» Exercise material:
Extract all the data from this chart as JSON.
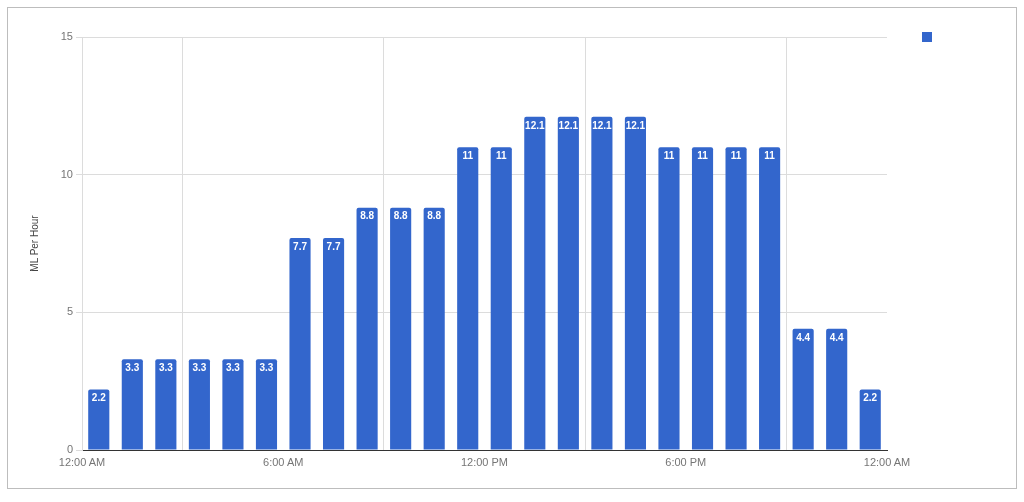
{
  "chart_data": {
    "type": "bar",
    "ylabel": "ML Per Hour",
    "x": [
      0.5,
      1.5,
      2.5,
      3.5,
      4.5,
      5.5,
      6.5,
      7.5,
      8.5,
      9.5,
      10.5,
      11.5,
      12.5,
      13.5,
      14.5,
      15.5,
      16.5,
      17.5,
      18.5,
      19.5,
      20.5,
      21.5,
      22.5,
      23.5
    ],
    "values": [
      2.2,
      3.3,
      3.3,
      3.3,
      3.3,
      3.3,
      7.7,
      7.7,
      8.8,
      8.8,
      8.8,
      11,
      11,
      12.1,
      12.1,
      12.1,
      12.1,
      11,
      11,
      11,
      11,
      4.4,
      4.4,
      2.2
    ],
    "color": "#3366cc",
    "xlim": [
      0,
      24
    ],
    "xticks": [
      {
        "value": 0,
        "label": "12:00 AM"
      },
      {
        "value": 6,
        "label": "6:00 AM"
      },
      {
        "value": 12,
        "label": "12:00 PM"
      },
      {
        "value": 18,
        "label": "6:00 PM"
      },
      {
        "value": 24,
        "label": "12:00 AM"
      }
    ],
    "ylim": [
      0,
      15
    ],
    "yticks": [
      0,
      5,
      10,
      15
    ],
    "grid": true,
    "data_labels": true
  }
}
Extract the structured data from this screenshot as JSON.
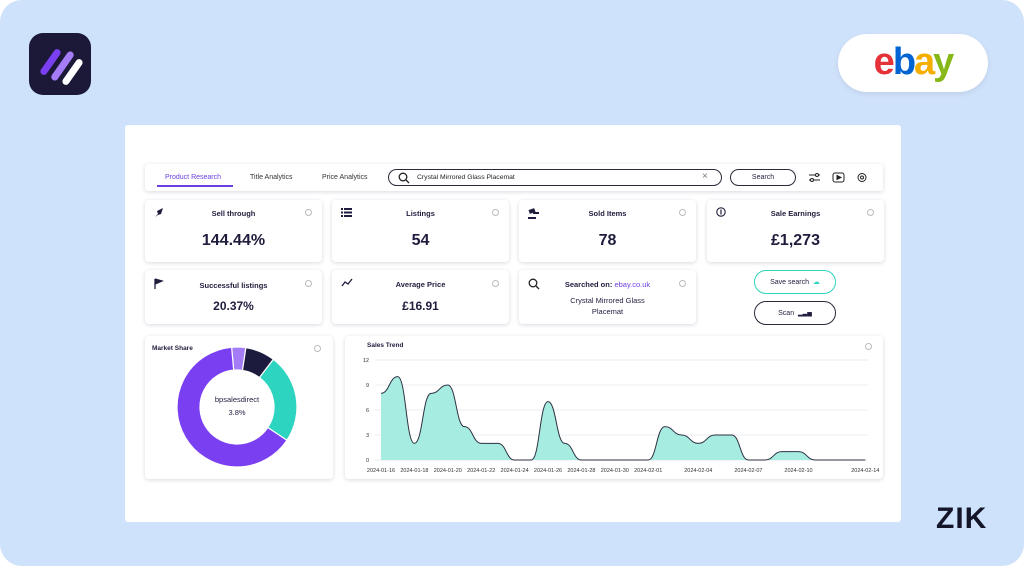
{
  "brand": {
    "partner": "ebay",
    "logo_text": "ZIK"
  },
  "tabs": [
    "Product Research",
    "Title Analytics",
    "Price Analytics"
  ],
  "search": {
    "query": "Crystal Mirrored Glass Placemat",
    "button": "Search"
  },
  "stats": [
    {
      "label": "Sell through",
      "value": "144.44%"
    },
    {
      "label": "Listings",
      "value": "54"
    },
    {
      "label": "Sold Items",
      "value": "78"
    },
    {
      "label": "Sale Earnings",
      "value": "£1,273"
    }
  ],
  "small_stats": [
    {
      "label": "Successful listings",
      "value": "20.37%"
    },
    {
      "label": "Average Price",
      "value": "£16.91"
    }
  ],
  "searched_on": {
    "label": "Searched on:",
    "site": "ebay.co.uk",
    "query": "Crystal Mirrored Glass Placemat"
  },
  "buttons": {
    "save": "Save search",
    "scan": "Scan"
  },
  "chart_data": [
    {
      "type": "pie",
      "title": "Market Share",
      "categories": [
        "bpsalesdirect",
        null,
        null,
        null
      ],
      "values": [
        3.8,
        8,
        24,
        64.2
      ],
      "value_labels": [
        "3.8%",
        null,
        null,
        null
      ],
      "colors": [
        "#a47cf6",
        "#1d1b3d",
        "#2dd4bf",
        "#7b3ff2"
      ]
    },
    {
      "type": "area",
      "title": "Sales Trend",
      "categories": [
        "2024-01-16",
        null,
        "2024-01-18",
        null,
        "2024-01-20",
        null,
        "2024-01-22",
        null,
        "2024-01-24",
        null,
        "2024-01-26",
        null,
        "2024-01-28",
        null,
        "2024-01-30",
        null,
        "2024-02-01",
        null,
        null,
        "2024-02-04",
        null,
        null,
        "2024-02-07",
        null,
        null,
        "2024-02-10",
        null,
        null,
        null,
        "2024-02-14"
      ],
      "values": [
        8,
        10,
        2,
        8,
        9,
        4,
        2,
        2,
        0,
        0,
        7,
        2,
        0,
        0,
        0,
        0,
        0,
        4,
        3,
        2,
        3,
        3,
        0,
        0,
        1,
        1,
        0,
        0,
        0,
        0
      ],
      "color": "#2d3142",
      "fill": "#a6ece0",
      "ylim": [
        0,
        12
      ],
      "yticks": [
        0,
        3,
        6,
        9,
        12
      ],
      "grid": true
    }
  ]
}
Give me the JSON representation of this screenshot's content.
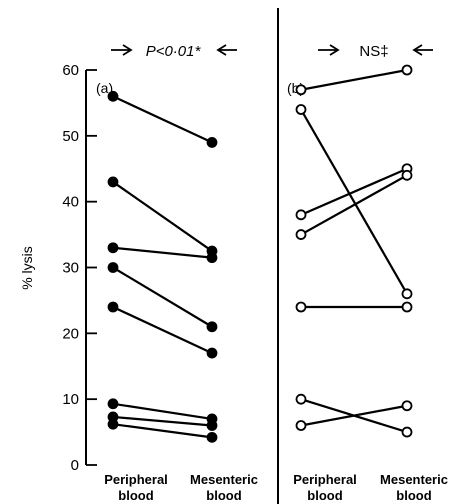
{
  "chart_data": {
    "type": "scatter",
    "ylabel": "% lysis",
    "ylim": [
      0,
      60
    ],
    "yticks": [
      0,
      10,
      20,
      30,
      40,
      50,
      60
    ],
    "grid": false,
    "categories": [
      [
        "Peripheral",
        "blood"
      ],
      [
        "Mesenteric",
        "blood"
      ]
    ],
    "panels": [
      {
        "label": "(a)",
        "significance": "P<0·01*",
        "marker": "filled",
        "pairs": [
          [
            56,
            49
          ],
          [
            43,
            32.5
          ],
          [
            33,
            31.5
          ],
          [
            30,
            21
          ],
          [
            24,
            17
          ],
          [
            9.3,
            7
          ],
          [
            7.3,
            6
          ],
          [
            6.2,
            4.2
          ]
        ]
      },
      {
        "label": "(b)",
        "significance": "NS‡",
        "marker": "open",
        "pairs": [
          [
            57,
            60
          ],
          [
            54,
            26
          ],
          [
            38,
            45
          ],
          [
            35,
            44
          ],
          [
            24,
            24
          ],
          [
            10,
            5
          ],
          [
            6,
            9
          ]
        ]
      }
    ]
  }
}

» The problem: Copy all lines from the material that include "Placemat".

» Solution for this problem:
    "query": "Crystal Mirrored Glass Placemat",
    "query": "Crystal Mirrored Glass Placemat"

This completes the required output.